== RECORDS FOR THIS TASK ==
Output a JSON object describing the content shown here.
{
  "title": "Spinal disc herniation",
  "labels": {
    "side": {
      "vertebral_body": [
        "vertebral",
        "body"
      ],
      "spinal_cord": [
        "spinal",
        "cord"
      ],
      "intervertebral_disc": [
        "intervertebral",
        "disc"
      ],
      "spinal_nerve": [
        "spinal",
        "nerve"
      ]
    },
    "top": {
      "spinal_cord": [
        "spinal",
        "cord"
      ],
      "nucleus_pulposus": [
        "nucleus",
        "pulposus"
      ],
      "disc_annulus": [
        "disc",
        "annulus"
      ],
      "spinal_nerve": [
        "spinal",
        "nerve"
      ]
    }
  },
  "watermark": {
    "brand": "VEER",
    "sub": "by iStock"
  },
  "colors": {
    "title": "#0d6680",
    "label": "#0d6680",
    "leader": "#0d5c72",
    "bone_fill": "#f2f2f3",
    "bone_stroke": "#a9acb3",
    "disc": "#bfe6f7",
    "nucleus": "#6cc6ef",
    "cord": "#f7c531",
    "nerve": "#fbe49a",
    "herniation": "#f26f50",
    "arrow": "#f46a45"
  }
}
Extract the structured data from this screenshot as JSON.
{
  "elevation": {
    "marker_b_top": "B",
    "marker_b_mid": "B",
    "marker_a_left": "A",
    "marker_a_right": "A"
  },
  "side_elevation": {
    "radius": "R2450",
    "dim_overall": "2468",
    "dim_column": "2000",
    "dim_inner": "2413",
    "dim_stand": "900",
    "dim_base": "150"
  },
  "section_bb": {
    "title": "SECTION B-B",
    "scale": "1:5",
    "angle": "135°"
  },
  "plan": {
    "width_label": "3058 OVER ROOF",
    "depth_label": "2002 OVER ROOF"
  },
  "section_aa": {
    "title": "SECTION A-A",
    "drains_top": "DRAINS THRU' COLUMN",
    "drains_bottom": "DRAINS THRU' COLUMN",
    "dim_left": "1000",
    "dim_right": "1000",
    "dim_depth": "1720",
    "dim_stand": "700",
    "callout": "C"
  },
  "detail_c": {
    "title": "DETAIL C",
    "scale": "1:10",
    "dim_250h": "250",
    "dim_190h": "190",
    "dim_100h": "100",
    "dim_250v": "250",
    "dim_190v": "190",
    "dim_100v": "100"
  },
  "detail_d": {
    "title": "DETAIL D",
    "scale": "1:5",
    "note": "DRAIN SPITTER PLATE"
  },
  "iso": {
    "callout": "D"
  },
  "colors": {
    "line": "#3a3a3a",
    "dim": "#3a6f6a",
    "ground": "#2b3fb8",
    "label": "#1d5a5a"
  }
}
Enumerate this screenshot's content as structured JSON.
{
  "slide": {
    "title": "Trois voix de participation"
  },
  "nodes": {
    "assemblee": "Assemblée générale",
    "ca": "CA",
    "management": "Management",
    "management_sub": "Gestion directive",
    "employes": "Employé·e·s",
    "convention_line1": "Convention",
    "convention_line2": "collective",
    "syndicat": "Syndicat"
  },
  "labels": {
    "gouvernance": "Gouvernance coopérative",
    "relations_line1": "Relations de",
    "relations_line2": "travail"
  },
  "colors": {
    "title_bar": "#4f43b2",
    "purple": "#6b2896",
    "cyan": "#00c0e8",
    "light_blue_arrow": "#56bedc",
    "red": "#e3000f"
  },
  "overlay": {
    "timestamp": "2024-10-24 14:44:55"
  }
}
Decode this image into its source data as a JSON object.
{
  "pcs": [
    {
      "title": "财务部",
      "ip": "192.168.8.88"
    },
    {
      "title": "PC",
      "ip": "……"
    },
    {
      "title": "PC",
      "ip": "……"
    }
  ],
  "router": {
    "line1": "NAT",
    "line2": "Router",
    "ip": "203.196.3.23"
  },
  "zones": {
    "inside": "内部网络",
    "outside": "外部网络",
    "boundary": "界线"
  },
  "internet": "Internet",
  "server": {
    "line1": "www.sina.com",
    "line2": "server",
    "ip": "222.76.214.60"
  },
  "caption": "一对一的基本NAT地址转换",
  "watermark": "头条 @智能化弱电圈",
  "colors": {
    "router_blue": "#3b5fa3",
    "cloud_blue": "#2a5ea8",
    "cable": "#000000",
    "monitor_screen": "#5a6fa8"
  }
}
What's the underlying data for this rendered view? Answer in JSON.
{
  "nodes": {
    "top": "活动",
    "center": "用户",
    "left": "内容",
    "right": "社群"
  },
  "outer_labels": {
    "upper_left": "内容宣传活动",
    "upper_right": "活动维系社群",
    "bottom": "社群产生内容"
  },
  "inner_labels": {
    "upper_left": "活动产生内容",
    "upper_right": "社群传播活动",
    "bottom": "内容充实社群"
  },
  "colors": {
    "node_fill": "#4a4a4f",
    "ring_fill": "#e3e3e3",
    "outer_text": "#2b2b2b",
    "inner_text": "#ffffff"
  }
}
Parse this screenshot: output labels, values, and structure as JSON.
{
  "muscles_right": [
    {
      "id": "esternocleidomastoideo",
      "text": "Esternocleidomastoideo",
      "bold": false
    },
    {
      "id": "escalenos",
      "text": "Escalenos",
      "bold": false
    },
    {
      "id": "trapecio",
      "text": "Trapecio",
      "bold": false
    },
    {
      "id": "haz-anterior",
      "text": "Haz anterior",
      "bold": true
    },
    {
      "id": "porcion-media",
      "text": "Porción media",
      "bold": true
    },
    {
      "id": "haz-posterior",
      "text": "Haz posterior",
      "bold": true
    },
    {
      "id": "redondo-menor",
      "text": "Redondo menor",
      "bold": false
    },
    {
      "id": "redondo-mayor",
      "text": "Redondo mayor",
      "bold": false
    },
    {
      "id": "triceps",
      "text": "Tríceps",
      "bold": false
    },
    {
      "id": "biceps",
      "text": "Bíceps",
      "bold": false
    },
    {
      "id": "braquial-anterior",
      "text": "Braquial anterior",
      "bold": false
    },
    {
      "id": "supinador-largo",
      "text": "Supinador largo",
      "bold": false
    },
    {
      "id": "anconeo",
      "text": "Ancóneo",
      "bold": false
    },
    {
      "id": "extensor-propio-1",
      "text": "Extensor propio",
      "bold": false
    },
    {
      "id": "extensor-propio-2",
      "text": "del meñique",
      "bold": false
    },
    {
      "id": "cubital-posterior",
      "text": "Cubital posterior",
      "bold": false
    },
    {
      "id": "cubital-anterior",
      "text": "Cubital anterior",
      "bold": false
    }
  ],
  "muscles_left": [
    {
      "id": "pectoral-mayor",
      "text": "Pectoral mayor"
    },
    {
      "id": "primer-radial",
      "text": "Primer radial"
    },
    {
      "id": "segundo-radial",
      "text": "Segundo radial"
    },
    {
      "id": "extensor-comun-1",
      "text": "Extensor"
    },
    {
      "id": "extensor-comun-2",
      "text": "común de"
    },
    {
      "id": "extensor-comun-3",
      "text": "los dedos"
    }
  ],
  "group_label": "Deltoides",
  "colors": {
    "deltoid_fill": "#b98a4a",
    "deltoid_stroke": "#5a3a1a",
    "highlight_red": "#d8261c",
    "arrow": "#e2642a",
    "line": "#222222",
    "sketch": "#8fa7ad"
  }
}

== REQUIRED TASK ==
Repeat every line of the data, exactly and in full.

== COMPLETED TASK ==
Output a JSON object describing the content shown here.
{
  "title": "Spinal disc herniation",
  "labels": {
    "side": {
      "vertebral_body": [
        "vertebral",
        "body"
      ],
      "spinal_cord": [
        "spinal",
        "cord"
      ],
      "intervertebral_disc": [
        "intervertebral",
        "disc"
      ],
      "spinal_nerve": [
        "spinal",
        "nerve"
      ]
    },
    "top": {
      "spinal_cord": [
        "spinal",
        "cord"
      ],
      "nucleus_pulposus": [
        "nucleus",
        "pulposus"
      ],
      "disc_annulus": [
        "disc",
        "annulus"
      ],
      "spinal_nerve": [
        "spinal",
        "nerve"
      ]
    }
  },
  "watermark": {
    "brand": "VEER",
    "sub": "by iStock"
  },
  "colors": {
    "title": "#0d6680",
    "label": "#0d6680",
    "leader": "#0d5c72",
    "bone_fill": "#f2f2f3",
    "bone_stroke": "#a9acb3",
    "disc": "#bfe6f7",
    "nucleus": "#6cc6ef",
    "cord": "#f7c531",
    "nerve": "#fbe49a",
    "herniation": "#f26f50",
    "arrow": "#f46a45"
  }
}
Extract the structured data from this screenshot as JSON.
{
  "elevation": {
    "marker_b_top": "B",
    "marker_b_mid": "B",
    "marker_a_left": "A",
    "marker_a_right": "A"
  },
  "side_elevation": {
    "radius": "R2450",
    "dim_overall": "2468",
    "dim_column": "2000",
    "dim_inner": "2413",
    "dim_stand": "900",
    "dim_base": "150"
  },
  "section_bb": {
    "title": "SECTION B-B",
    "scale": "1:5",
    "angle": "135°"
  },
  "plan": {
    "width_label": "3058 OVER ROOF",
    "depth_label": "2002 OVER ROOF"
  },
  "section_aa": {
    "title": "SECTION A-A",
    "drains_top": "DRAINS THRU' COLUMN",
    "drains_bottom": "DRAINS THRU' COLUMN",
    "dim_left": "1000",
    "dim_right": "1000",
    "dim_depth": "1720",
    "dim_stand": "700",
    "callout": "C"
  },
  "detail_c": {
    "title": "DETAIL C",
    "scale": "1:10",
    "dim_250h": "250",
    "dim_190h": "190",
    "dim_100h": "100",
    "dim_250v": "250",
    "dim_190v": "190",
    "dim_100v": "100"
  },
  "detail_d": {
    "title": "DETAIL D",
    "scale": "1:5",
    "note": "DRAIN SPITTER PLATE"
  },
  "iso": {
    "callout": "D"
  },
  "colors": {
    "line": "#3a3a3a",
    "dim": "#3a6f6a",
    "ground": "#2b3fb8",
    "label": "#1d5a5a"
  }
}
Enumerate this screenshot's content as structured JSON.
{
  "slide": {
    "title": "Trois voix de participation"
  },
  "nodes": {
    "assemblee": "Assemblée générale",
    "ca": "CA",
    "management": "Management",
    "management_sub": "Gestion directive",
    "employes": "Employé·e·s",
    "convention_line1": "Convention",
    "convention_line2": "collective",
    "syndicat": "Syndicat"
  },
  "labels": {
    "gouvernance": "Gouvernance coopérative",
    "relations_line1": "Relations de",
    "relations_line2": "travail"
  },
  "colors": {
    "title_bar": "#4f43b2",
    "purple": "#6b2896",
    "cyan": "#00c0e8",
    "light_blue_arrow": "#56bedc",
    "red": "#e3000f"
  },
  "overlay": {
    "timestamp": "2024-10-24 14:44:55"
  }
}
Decode this image into its source data as a JSON object.
{
  "pcs": [
    {
      "title": "财务部",
      "ip": "192.168.8.88"
    },
    {
      "title": "PC",
      "ip": "……"
    },
    {
      "title": "PC",
      "ip": "……"
    }
  ],
  "router": {
    "line1": "NAT",
    "line2": "Router",
    "ip": "203.196.3.23"
  },
  "zones": {
    "inside": "内部网络",
    "outside": "外部网络",
    "boundary": "界线"
  },
  "internet": "Internet",
  "server": {
    "line1": "www.sina.com",
    "line2": "server",
    "ip": "222.76.214.60"
  },
  "caption": "一对一的基本NAT地址转换",
  "watermark": "头条 @智能化弱电圈",
  "colors": {
    "router_blue": "#3b5fa3",
    "cloud_blue": "#2a5ea8",
    "cable": "#000000",
    "monitor_screen": "#5a6fa8"
  }
}
What's the underlying data for this rendered view? Answer in JSON.
{
  "nodes": {
    "top": "活动",
    "center": "用户",
    "left": "内容",
    "right": "社群"
  },
  "outer_labels": {
    "upper_left": "内容宣传活动",
    "upper_right": "活动维系社群",
    "bottom": "社群产生内容"
  },
  "inner_labels": {
    "upper_left": "活动产生内容",
    "upper_right": "社群传播活动",
    "bottom": "内容充实社群"
  },
  "colors": {
    "node_fill": "#4a4a4f",
    "ring_fill": "#e3e3e3",
    "outer_text": "#2b2b2b",
    "inner_text": "#ffffff"
  }
}
Parse this screenshot: output labels, values, and structure as JSON.
{
  "muscles_right": [
    {
      "id": "esternocleidomastoideo",
      "text": "Esternocleidomastoideo",
      "bold": false
    },
    {
      "id": "escalenos",
      "text": "Escalenos",
      "bold": false
    },
    {
      "id": "trapecio",
      "text": "Trapecio",
      "bold": false
    },
    {
      "id": "haz-anterior",
      "text": "Haz anterior",
      "bold": true
    },
    {
      "id": "porcion-media",
      "text": "Porción media",
      "bold": true
    },
    {
      "id": "haz-posterior",
      "text": "Haz posterior",
      "bold": true
    },
    {
      "id": "redondo-menor",
      "text": "Redondo menor",
      "bold": false
    },
    {
      "id": "redondo-mayor",
      "text": "Redondo mayor",
      "bold": false
    },
    {
      "id": "triceps",
      "text": "Tríceps",
      "bold": false
    },
    {
      "id": "biceps",
      "text": "Bíceps",
      "bold": false
    },
    {
      "id": "braquial-anterior",
      "text": "Braquial anterior",
      "bold": false
    },
    {
      "id": "supinador-largo",
      "text": "Supinador largo",
      "bold": false
    },
    {
      "id": "anconeo",
      "text": "Ancóneo",
      "bold": false
    },
    {
      "id": "extensor-propio-1",
      "text": "Extensor propio",
      "bold": false
    },
    {
      "id": "extensor-propio-2",
      "text": "del meñique",
      "bold": false
    },
    {
      "id": "cubital-posterior",
      "text": "Cubital posterior",
      "bold": false
    },
    {
      "id": "cubital-anterior",
      "text": "Cubital anterior",
      "bold": false
    }
  ],
  "muscles_left": [
    {
      "id": "pectoral-mayor",
      "text": "Pectoral mayor"
    },
    {
      "id": "primer-radial",
      "text": "Primer radial"
    },
    {
      "id": "segundo-radial",
      "text": "Segundo radial"
    },
    {
      "id": "extensor-comun-1",
      "text": "Extensor"
    },
    {
      "id": "extensor-comun-2",
      "text": "común de"
    },
    {
      "id": "extensor-comun-3",
      "text": "los dedos"
    }
  ],
  "group_label": "Deltoides",
  "colors": {
    "deltoid_fill": "#b98a4a",
    "deltoid_stroke": "#5a3a1a",
    "highlight_red": "#d8261c",
    "arrow": "#e2642a",
    "line": "#222222",
    "sketch": "#8fa7ad"
  }
}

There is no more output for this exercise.